Set task: Copy every line from the records below that holds the word "life".

## begin

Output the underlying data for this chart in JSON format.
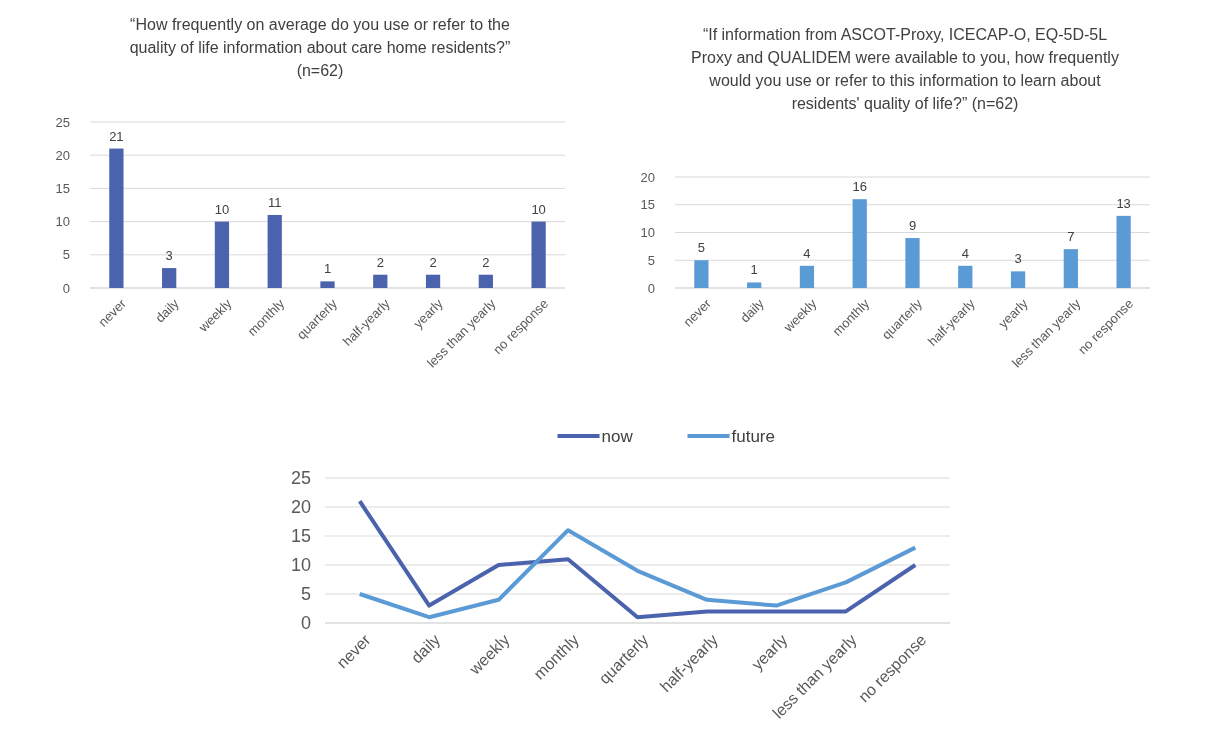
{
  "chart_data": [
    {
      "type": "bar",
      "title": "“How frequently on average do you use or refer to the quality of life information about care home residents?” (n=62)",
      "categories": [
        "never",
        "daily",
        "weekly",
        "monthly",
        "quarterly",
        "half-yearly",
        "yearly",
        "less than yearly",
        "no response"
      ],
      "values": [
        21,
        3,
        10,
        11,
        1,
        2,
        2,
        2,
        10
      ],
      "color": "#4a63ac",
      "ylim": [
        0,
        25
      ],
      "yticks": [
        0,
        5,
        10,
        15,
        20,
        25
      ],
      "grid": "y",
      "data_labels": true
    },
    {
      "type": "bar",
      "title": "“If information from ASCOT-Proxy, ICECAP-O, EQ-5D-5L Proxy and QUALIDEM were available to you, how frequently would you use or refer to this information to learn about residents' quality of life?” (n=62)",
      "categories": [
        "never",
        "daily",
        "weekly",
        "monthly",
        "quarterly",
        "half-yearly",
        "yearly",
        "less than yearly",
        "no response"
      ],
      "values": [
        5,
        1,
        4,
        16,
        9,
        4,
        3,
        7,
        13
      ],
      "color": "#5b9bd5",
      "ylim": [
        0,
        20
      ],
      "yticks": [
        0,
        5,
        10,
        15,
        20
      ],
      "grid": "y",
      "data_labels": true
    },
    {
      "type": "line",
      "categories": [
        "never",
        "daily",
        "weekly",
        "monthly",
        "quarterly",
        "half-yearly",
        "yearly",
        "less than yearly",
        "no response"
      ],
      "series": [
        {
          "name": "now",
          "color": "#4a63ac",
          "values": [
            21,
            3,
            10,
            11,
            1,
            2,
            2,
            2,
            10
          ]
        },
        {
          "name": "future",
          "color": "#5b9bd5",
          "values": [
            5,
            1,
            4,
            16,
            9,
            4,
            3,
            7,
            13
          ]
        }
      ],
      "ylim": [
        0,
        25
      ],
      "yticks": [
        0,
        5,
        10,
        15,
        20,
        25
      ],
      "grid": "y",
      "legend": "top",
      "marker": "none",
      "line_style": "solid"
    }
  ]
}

## end

Solution to the exercise:
      "title": "“How frequently on average do you use or refer to the quality of life information about care home residents?” (n=62)",
      "title": "“If information from ASCOT-Proxy, ICECAP-O, EQ-5D-5L Proxy and QUALIDEM were available to you, how frequently would you use or refer to this information to learn about residents' quality of life?” (n=62)",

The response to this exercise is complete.